Problem requirements: Each line containing the word "JSON" should be found and copied.
"""
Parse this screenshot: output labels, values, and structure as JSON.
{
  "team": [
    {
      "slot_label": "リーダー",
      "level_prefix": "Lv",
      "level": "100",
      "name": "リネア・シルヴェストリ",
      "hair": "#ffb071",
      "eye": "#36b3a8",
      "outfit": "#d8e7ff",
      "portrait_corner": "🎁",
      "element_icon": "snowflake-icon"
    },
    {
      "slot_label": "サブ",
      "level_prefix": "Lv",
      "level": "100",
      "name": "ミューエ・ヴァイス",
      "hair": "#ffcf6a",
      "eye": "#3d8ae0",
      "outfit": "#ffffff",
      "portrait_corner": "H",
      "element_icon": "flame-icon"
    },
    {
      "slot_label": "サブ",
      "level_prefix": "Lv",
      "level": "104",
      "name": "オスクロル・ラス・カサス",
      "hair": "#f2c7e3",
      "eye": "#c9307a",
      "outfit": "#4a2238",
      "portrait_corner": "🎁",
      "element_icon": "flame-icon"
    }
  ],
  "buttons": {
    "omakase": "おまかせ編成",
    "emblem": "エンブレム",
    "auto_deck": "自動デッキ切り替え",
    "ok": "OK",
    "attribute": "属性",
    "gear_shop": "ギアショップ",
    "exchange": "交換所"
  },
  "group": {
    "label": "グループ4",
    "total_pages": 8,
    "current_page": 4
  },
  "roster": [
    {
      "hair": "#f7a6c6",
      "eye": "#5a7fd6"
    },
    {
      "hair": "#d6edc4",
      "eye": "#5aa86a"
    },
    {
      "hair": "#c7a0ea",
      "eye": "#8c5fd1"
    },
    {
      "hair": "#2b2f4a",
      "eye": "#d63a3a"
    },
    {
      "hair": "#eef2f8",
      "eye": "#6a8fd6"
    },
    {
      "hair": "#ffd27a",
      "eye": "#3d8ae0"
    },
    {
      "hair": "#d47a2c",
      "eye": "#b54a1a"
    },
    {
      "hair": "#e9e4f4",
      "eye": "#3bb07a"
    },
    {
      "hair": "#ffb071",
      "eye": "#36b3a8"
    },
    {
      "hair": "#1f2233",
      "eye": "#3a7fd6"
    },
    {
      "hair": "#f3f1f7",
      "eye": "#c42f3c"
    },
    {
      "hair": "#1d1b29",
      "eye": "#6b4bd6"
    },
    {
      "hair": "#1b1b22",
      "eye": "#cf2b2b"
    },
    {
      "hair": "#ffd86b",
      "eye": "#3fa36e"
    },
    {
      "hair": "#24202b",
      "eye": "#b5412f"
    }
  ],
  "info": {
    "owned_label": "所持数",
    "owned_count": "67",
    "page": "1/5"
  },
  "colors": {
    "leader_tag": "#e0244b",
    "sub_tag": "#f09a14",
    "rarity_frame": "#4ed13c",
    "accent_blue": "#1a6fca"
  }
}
"""
"""
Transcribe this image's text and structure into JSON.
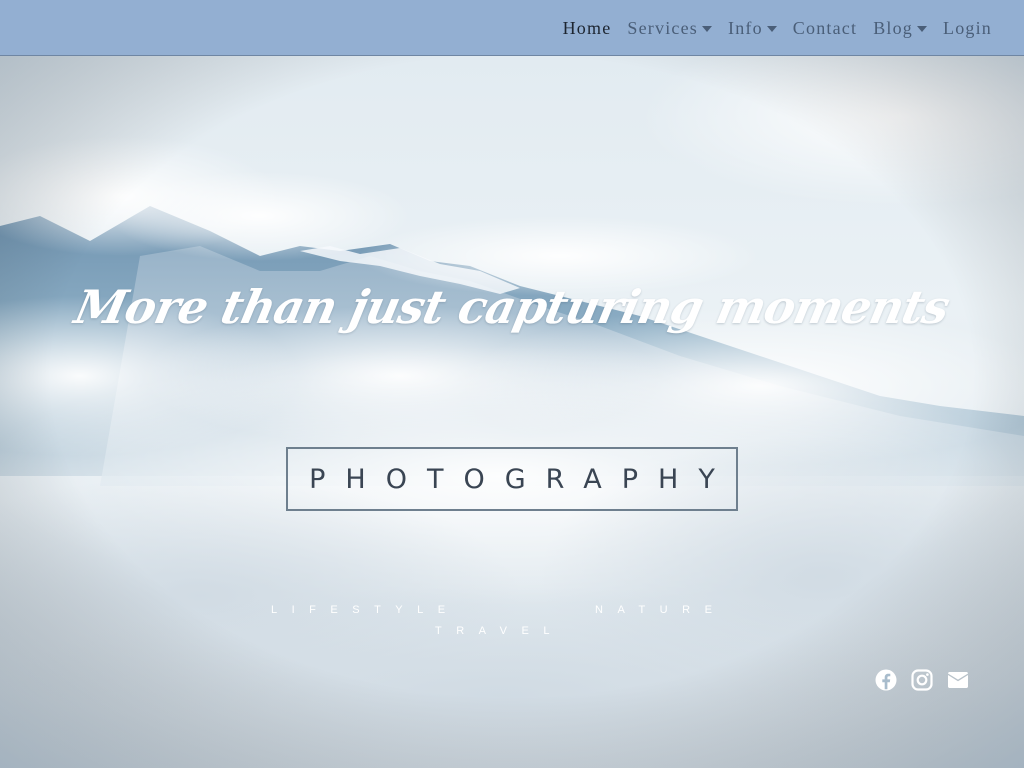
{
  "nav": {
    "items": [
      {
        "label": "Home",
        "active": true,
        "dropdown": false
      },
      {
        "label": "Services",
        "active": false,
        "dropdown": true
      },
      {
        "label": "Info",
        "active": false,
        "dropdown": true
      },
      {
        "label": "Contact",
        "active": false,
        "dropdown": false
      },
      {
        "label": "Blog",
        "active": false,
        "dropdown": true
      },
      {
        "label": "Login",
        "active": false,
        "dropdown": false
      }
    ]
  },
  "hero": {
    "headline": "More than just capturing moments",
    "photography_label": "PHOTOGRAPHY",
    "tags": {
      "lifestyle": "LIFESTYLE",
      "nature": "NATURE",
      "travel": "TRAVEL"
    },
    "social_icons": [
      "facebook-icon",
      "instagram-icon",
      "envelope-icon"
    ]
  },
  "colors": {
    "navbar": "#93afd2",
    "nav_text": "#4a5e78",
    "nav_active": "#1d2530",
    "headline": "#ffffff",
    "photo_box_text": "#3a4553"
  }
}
"""
Solution:
Parse this screenshot: output labels, values, and structure as JSON.
Transcribe this image's text and structure into JSON.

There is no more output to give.